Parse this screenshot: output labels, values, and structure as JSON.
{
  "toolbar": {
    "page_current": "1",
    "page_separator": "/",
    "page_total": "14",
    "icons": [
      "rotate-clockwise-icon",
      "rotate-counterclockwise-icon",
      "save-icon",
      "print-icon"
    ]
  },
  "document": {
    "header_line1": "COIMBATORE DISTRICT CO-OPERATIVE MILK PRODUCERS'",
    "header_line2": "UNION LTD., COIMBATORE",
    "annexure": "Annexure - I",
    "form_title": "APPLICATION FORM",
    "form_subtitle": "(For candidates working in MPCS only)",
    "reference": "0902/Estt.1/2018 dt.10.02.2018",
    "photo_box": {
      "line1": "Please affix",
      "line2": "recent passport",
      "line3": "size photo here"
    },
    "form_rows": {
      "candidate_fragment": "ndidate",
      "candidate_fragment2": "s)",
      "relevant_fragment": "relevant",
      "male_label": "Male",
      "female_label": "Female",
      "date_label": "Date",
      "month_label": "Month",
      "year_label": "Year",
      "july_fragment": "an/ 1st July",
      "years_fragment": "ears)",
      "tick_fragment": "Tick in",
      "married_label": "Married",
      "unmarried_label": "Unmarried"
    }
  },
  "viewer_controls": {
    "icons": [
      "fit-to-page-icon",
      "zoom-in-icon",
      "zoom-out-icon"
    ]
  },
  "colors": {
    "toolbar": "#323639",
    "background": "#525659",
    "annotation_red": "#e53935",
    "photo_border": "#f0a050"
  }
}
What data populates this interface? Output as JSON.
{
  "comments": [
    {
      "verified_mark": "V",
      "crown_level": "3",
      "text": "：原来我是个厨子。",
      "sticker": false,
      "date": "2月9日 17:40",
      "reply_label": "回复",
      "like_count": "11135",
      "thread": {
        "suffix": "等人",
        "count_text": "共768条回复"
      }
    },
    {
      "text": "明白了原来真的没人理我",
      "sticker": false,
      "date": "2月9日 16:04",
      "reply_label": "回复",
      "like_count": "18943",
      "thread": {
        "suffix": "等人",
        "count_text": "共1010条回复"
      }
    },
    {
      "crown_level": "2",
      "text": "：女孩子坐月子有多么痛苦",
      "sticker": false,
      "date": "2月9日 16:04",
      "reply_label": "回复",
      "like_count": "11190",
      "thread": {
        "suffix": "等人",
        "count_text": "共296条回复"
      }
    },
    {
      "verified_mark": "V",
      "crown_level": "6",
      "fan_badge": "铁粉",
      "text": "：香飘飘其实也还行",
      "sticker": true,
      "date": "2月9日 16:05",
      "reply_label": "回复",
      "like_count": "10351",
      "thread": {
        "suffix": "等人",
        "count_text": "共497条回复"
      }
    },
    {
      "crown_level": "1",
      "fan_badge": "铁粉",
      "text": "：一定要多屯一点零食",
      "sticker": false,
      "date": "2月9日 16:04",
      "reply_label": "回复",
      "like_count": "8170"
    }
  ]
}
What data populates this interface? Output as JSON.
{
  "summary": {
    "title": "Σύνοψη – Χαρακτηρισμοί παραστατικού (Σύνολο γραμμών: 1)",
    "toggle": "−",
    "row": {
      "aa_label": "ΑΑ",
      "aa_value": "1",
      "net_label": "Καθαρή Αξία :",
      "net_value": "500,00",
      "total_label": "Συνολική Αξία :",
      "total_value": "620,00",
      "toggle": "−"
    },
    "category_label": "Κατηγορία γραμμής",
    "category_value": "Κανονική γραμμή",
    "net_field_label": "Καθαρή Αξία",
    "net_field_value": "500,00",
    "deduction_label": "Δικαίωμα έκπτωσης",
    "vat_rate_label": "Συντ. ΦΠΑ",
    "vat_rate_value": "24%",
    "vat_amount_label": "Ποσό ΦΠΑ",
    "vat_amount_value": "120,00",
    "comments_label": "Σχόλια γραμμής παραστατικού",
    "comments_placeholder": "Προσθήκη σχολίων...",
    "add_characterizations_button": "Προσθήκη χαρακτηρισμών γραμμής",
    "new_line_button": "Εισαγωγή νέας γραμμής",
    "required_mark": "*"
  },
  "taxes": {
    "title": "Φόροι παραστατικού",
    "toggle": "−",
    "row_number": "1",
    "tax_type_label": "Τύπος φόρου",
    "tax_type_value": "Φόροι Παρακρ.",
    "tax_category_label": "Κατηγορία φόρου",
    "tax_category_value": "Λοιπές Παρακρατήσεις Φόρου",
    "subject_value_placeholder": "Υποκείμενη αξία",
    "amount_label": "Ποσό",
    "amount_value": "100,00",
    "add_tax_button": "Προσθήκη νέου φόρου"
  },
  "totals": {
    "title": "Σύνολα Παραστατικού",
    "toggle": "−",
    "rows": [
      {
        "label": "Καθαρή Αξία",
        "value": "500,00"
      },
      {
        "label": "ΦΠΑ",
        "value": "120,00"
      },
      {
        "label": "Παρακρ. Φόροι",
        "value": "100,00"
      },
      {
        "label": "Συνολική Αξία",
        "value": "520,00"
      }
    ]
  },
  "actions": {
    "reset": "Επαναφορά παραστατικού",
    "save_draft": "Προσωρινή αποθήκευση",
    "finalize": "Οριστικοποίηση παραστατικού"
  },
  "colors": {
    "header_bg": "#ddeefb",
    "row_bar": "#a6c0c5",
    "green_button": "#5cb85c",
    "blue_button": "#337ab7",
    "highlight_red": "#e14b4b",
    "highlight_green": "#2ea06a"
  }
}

-- TASK DIRECTIONS --
Reproduce the records word for word.

-- TASK ANSWER --
Parse this screenshot: output labels, values, and structure as JSON.
{
  "toolbar": {
    "page_current": "1",
    "page_separator": "/",
    "page_total": "14",
    "icons": [
      "rotate-clockwise-icon",
      "rotate-counterclockwise-icon",
      "save-icon",
      "print-icon"
    ]
  },
  "document": {
    "header_line1": "COIMBATORE DISTRICT CO-OPERATIVE MILK PRODUCERS'",
    "header_line2": "UNION LTD., COIMBATORE",
    "annexure": "Annexure - I",
    "form_title": "APPLICATION FORM",
    "form_subtitle": "(For candidates working in MPCS only)",
    "reference": "0902/Estt.1/2018 dt.10.02.2018",
    "photo_box": {
      "line1": "Please affix",
      "line2": "recent passport",
      "line3": "size photo here"
    },
    "form_rows": {
      "candidate_fragment": "ndidate",
      "candidate_fragment2": "s)",
      "relevant_fragment": "relevant",
      "male_label": "Male",
      "female_label": "Female",
      "date_label": "Date",
      "month_label": "Month",
      "year_label": "Year",
      "july_fragment": "an/ 1st July",
      "years_fragment": "ears)",
      "tick_fragment": "Tick in",
      "married_label": "Married",
      "unmarried_label": "Unmarried"
    }
  },
  "viewer_controls": {
    "icons": [
      "fit-to-page-icon",
      "zoom-in-icon",
      "zoom-out-icon"
    ]
  },
  "colors": {
    "toolbar": "#323639",
    "background": "#525659",
    "annotation_red": "#e53935",
    "photo_border": "#f0a050"
  }
}
What data populates this interface? Output as JSON.
{
  "comments": [
    {
      "verified_mark": "V",
      "crown_level": "3",
      "text": "：原来我是个厨子。",
      "sticker": false,
      "date": "2月9日 17:40",
      "reply_label": "回复",
      "like_count": "11135",
      "thread": {
        "suffix": "等人",
        "count_text": "共768条回复"
      }
    },
    {
      "text": "明白了原来真的没人理我",
      "sticker": false,
      "date": "2月9日 16:04",
      "reply_label": "回复",
      "like_count": "18943",
      "thread": {
        "suffix": "等人",
        "count_text": "共1010条回复"
      }
    },
    {
      "crown_level": "2",
      "text": "：女孩子坐月子有多么痛苦",
      "sticker": false,
      "date": "2月9日 16:04",
      "reply_label": "回复",
      "like_count": "11190",
      "thread": {
        "suffix": "等人",
        "count_text": "共296条回复"
      }
    },
    {
      "verified_mark": "V",
      "crown_level": "6",
      "fan_badge": "铁粉",
      "text": "：香飘飘其实也还行",
      "sticker": true,
      "date": "2月9日 16:05",
      "reply_label": "回复",
      "like_count": "10351",
      "thread": {
        "suffix": "等人",
        "count_text": "共497条回复"
      }
    },
    {
      "crown_level": "1",
      "fan_badge": "铁粉",
      "text": "：一定要多屯一点零食",
      "sticker": false,
      "date": "2月9日 16:04",
      "reply_label": "回复",
      "like_count": "8170"
    }
  ]
}
What data populates this interface? Output as JSON.
{
  "summary": {
    "title": "Σύνοψη – Χαρακτηρισμοί παραστατικού (Σύνολο γραμμών: 1)",
    "toggle": "−",
    "row": {
      "aa_label": "ΑΑ",
      "aa_value": "1",
      "net_label": "Καθαρή Αξία :",
      "net_value": "500,00",
      "total_label": "Συνολική Αξία :",
      "total_value": "620,00",
      "toggle": "−"
    },
    "category_label": "Κατηγορία γραμμής",
    "category_value": "Κανονική γραμμή",
    "net_field_label": "Καθαρή Αξία",
    "net_field_value": "500,00",
    "deduction_label": "Δικαίωμα έκπτωσης",
    "vat_rate_label": "Συντ. ΦΠΑ",
    "vat_rate_value": "24%",
    "vat_amount_label": "Ποσό ΦΠΑ",
    "vat_amount_value": "120,00",
    "comments_label": "Σχόλια γραμμής παραστατικού",
    "comments_placeholder": "Προσθήκη σχολίων...",
    "add_characterizations_button": "Προσθήκη χαρακτηρισμών γραμμής",
    "new_line_button": "Εισαγωγή νέας γραμμής",
    "required_mark": "*"
  },
  "taxes": {
    "title": "Φόροι παραστατικού",
    "toggle": "−",
    "row_number": "1",
    "tax_type_label": "Τύπος φόρου",
    "tax_type_value": "Φόροι Παρακρ.",
    "tax_category_label": "Κατηγορία φόρου",
    "tax_category_value": "Λοιπές Παρακρατήσεις Φόρου",
    "subject_value_placeholder": "Υποκείμενη αξία",
    "amount_label": "Ποσό",
    "amount_value": "100,00",
    "add_tax_button": "Προσθήκη νέου φόρου"
  },
  "totals": {
    "title": "Σύνολα Παραστατικού",
    "toggle": "−",
    "rows": [
      {
        "label": "Καθαρή Αξία",
        "value": "500,00"
      },
      {
        "label": "ΦΠΑ",
        "value": "120,00"
      },
      {
        "label": "Παρακρ. Φόροι",
        "value": "100,00"
      },
      {
        "label": "Συνολική Αξία",
        "value": "520,00"
      }
    ]
  },
  "actions": {
    "reset": "Επαναφορά παραστατικού",
    "save_draft": "Προσωρινή αποθήκευση",
    "finalize": "Οριστικοποίηση παραστατικού"
  },
  "colors": {
    "header_bg": "#ddeefb",
    "row_bar": "#a6c0c5",
    "green_button": "#5cb85c",
    "blue_button": "#337ab7",
    "highlight_red": "#e14b4b",
    "highlight_green": "#2ea06a"
  }
}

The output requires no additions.